◆ TRECHO PARA ANÁLISE
--
No tocante ao PAA, sempre olhamos muito a realidade das organizações de produção. E agora, com as Cozinhas, a gente realmente está olhando para o público que é atendido com os alimentos do programa. Então, isso está fazendo com que a gente tenha indicadores efetivos em relação à possibilidade de transformação real da vida das pessoas a partir das Cozinhas Solidárias. Antes trabalhamos da produção para o consumo. E agora queremos ter a possibilidade de trabalhar a partir do consumo, a partir desses coletivos, a partir dessas demandas. Sobretudo, onde está a concentração de pobreza e da fome no país, onde possamos fazer disso uma junção entre agricultura família camponesa, povos e comunidades tradicionais, povos indígenas, fazendo chegar os alimentos produzidos pelas diferentes categorias sociais para essa população que tanto precisa, com um processo qualificado de acompanhamento.
Temos aí outra questão complexa. Infelizmente, a fome e a insegurança alimentar e territorial também têm afetado duramente estes segmentos. Indígenas, quilombolas, povos e comunidades tradicionais, pequenos agricultores e assentados estão sofrendo processos violentos de espoliação de seus territórios, seja pela invasão e grilagem de terras, pelo garimpo ilegal, pelo desmatamento ou pela mineração, seja por grandes projetos de infraestrutura, como hidrelétricas, parque eólicos, rodovias ou ferrovias. A Reforma Agrária anda lenta, a homologação de terras indígenas e quilombolas também, sem falar do Marco Temporal, aprovado pelo Congresso Nacional. Como estas populações podem produzir alimento sãos e em quantidade para garantir a soberania alimentar para si e para as cidades, nestas condições?
A grande desvantagem que temos é exatamente a correlação de forças no Congresso Nacional. A agenda do Congresso Nacional no campo agrário vai pelo caminho de afirmar cada vez mais a perspectiva das commodities em detrimento dos alimentos. Ou a sociedade se dá conta do que isso significa, ou o problema se perpetua. Se a sociedade acorda, isso pode impactar as eleições, incluindo as eleições municipais desse ano. Acho que é muito importante, por exemplo, o que a Articulação Nacional de Agroecologia vem fazendo, de discutir agroecologia nas eleições. Por mais limitado que seja o alcance dessa ação, eu acho que ela de alguma forma politiza.
--
(Dados de segmentação da página)

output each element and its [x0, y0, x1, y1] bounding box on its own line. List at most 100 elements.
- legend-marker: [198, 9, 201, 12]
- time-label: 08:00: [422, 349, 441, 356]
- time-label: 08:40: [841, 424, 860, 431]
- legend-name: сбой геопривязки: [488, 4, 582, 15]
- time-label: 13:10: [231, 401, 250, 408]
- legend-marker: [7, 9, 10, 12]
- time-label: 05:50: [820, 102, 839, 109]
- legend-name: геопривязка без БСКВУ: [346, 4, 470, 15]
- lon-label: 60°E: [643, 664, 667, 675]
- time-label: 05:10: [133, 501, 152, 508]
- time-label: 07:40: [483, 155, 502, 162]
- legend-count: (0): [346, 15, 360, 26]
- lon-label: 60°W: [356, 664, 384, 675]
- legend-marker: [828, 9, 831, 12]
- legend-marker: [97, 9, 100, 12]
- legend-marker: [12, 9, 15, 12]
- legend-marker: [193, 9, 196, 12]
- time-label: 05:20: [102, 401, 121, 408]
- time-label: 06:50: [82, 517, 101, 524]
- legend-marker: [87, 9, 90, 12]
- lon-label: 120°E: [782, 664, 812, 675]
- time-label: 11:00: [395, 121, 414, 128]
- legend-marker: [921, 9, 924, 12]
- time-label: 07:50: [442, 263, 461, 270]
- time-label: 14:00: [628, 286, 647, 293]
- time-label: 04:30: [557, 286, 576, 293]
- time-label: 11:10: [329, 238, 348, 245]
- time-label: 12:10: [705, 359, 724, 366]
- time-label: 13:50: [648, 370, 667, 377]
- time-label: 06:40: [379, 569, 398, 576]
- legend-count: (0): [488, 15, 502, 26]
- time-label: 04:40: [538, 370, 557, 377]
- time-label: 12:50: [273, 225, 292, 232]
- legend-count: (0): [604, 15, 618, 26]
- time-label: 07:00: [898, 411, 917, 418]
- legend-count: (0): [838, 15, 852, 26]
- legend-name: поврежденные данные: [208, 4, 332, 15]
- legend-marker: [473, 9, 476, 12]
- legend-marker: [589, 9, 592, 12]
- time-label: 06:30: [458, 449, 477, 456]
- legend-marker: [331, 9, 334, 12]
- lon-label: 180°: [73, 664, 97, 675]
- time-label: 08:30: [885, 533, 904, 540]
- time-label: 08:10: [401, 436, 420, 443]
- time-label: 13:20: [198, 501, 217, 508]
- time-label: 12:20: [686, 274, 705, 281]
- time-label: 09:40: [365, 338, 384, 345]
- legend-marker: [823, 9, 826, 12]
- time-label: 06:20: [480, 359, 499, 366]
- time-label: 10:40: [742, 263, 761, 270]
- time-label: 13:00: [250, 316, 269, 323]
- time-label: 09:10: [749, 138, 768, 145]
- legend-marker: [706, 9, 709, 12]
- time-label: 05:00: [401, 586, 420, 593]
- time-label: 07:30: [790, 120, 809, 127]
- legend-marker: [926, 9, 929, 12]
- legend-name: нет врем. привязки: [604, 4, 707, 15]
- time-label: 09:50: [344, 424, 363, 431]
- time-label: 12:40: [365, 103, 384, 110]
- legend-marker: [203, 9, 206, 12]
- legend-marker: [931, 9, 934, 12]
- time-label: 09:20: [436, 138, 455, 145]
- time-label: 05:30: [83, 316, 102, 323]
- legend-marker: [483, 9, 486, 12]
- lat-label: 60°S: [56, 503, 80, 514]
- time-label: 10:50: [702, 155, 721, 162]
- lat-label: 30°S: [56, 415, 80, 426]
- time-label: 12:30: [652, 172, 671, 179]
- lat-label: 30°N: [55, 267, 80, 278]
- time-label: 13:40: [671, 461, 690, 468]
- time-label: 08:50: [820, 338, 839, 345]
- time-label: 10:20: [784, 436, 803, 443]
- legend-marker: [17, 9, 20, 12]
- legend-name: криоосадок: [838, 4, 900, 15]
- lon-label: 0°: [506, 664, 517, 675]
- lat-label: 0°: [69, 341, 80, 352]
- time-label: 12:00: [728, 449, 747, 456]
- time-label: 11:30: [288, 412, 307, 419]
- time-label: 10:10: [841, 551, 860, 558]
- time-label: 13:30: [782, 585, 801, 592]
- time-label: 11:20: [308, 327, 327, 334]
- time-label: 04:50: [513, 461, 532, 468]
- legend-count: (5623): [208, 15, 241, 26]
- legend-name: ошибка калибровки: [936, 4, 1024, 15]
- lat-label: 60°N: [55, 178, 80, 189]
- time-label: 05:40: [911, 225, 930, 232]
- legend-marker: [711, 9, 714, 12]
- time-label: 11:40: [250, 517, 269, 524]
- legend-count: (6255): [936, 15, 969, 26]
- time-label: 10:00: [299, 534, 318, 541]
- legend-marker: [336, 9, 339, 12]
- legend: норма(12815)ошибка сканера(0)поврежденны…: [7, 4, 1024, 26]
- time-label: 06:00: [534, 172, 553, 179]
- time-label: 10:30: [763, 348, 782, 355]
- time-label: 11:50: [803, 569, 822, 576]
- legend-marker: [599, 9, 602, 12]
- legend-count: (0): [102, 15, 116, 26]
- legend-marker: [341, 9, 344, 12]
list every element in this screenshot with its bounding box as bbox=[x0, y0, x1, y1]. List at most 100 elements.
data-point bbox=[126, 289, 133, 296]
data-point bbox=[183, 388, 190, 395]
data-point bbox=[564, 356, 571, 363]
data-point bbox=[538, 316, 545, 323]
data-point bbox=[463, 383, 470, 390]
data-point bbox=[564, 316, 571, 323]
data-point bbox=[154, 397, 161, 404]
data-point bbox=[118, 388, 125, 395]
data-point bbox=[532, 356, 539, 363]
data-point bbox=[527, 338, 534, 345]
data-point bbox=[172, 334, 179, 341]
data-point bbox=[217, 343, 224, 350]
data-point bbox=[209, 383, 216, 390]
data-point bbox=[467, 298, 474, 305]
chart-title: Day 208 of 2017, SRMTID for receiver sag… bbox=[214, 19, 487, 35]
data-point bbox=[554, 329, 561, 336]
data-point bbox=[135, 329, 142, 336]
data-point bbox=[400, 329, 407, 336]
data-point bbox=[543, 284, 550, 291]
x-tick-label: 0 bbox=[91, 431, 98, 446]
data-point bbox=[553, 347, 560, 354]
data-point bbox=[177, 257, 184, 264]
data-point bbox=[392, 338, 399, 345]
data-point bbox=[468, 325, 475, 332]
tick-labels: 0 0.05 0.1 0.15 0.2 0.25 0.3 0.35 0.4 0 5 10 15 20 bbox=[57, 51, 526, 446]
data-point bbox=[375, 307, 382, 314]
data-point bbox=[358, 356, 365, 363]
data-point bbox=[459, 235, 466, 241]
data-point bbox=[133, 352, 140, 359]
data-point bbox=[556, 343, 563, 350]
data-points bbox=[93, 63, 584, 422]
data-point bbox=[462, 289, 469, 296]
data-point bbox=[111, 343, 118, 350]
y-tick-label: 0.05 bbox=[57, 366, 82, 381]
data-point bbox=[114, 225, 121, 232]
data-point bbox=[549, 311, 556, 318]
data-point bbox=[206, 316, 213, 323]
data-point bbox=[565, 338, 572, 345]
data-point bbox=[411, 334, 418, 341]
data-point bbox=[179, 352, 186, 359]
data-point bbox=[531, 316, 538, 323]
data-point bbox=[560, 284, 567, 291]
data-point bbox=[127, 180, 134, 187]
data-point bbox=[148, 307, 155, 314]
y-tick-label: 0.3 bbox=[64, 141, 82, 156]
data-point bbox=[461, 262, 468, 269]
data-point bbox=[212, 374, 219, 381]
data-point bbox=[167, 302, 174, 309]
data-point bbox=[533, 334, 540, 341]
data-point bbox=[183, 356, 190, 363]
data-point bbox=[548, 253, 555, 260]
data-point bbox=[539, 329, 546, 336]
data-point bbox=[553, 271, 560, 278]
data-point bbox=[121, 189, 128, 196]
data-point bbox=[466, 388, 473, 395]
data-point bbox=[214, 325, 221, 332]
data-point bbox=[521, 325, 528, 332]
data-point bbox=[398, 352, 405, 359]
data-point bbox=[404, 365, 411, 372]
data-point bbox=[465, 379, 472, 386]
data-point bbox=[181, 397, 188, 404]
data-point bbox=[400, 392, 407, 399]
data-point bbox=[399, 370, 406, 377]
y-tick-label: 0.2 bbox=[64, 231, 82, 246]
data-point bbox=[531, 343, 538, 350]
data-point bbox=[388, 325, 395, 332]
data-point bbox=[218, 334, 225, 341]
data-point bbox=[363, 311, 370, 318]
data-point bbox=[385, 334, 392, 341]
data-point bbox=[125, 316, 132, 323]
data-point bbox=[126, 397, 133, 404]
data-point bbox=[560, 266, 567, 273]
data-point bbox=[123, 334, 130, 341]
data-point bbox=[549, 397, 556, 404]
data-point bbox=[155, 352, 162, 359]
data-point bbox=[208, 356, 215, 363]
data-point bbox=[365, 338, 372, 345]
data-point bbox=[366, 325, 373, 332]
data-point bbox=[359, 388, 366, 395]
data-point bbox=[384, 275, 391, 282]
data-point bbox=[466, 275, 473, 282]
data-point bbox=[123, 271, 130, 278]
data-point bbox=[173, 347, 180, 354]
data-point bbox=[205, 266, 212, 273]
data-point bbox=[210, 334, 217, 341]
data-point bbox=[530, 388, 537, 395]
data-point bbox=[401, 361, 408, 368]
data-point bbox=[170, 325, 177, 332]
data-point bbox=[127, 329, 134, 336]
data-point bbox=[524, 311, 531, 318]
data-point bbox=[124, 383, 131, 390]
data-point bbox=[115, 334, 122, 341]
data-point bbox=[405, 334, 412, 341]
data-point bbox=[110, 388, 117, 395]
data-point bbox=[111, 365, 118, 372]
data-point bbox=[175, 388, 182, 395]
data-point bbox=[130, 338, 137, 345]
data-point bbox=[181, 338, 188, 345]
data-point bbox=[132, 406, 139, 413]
--
◆ INSTRUÇÕES
Escreva a continuação do texto sobre fome e produção de alimentos no país, começando logo depois da última frase apresentada.

◆ RESPOSTA
Temos uma correlação de forças muito desfavorável para a produção de alimentos saudáveis, de uma agricultura sustentável de base camponesa. Esse é o quadro. Acho que é crucial que os movimentos sociais façam um debate no sentido de reorientação das políticas do Ministério do Desenvolvimento Agrário e Agricultura Familiar (MDA), principalmente no tocante ao crédito.
É inadmissível que a gente siga financiando soja no Pronaf, por exemplo. Se nós considerarmos o que a Lei Kandir significa em termos de renúncia fiscal… Só as renúncias fiscais em relação a agrotóxicos e fertilizantes chega aos 57 bilhões de reais.
No campo do crédito, esses 8 ou 9 bilhões de reais que são colocados por ano em relação a equalização de juros, boa parte disso vai para soja. Isso poderia estar indo para o fortalecimento de territórios agroecológicos, poderia fortalecer a retomada de uma política robusta de investimento na área de logística e de processamento, dando outras condições para agricultura familiar camponesa se inserir no mercado de alimentos de uma forma mais qualificada, tendo acesso a recursos não reembolsáveis ou de baixíssimos custo. É uma questão de inversão e de reorientação política. Com todas as contradições que nós temos, com toda a hegemonia que existe por parte das commodities, eu ainda acredito que temos condição de reforçar alguns territórios de resistência.
*Verena Glass e Jorge Pereira são coordenadores de projetos no escritório de São Paulo da Fundação Rosa Luxemburgo.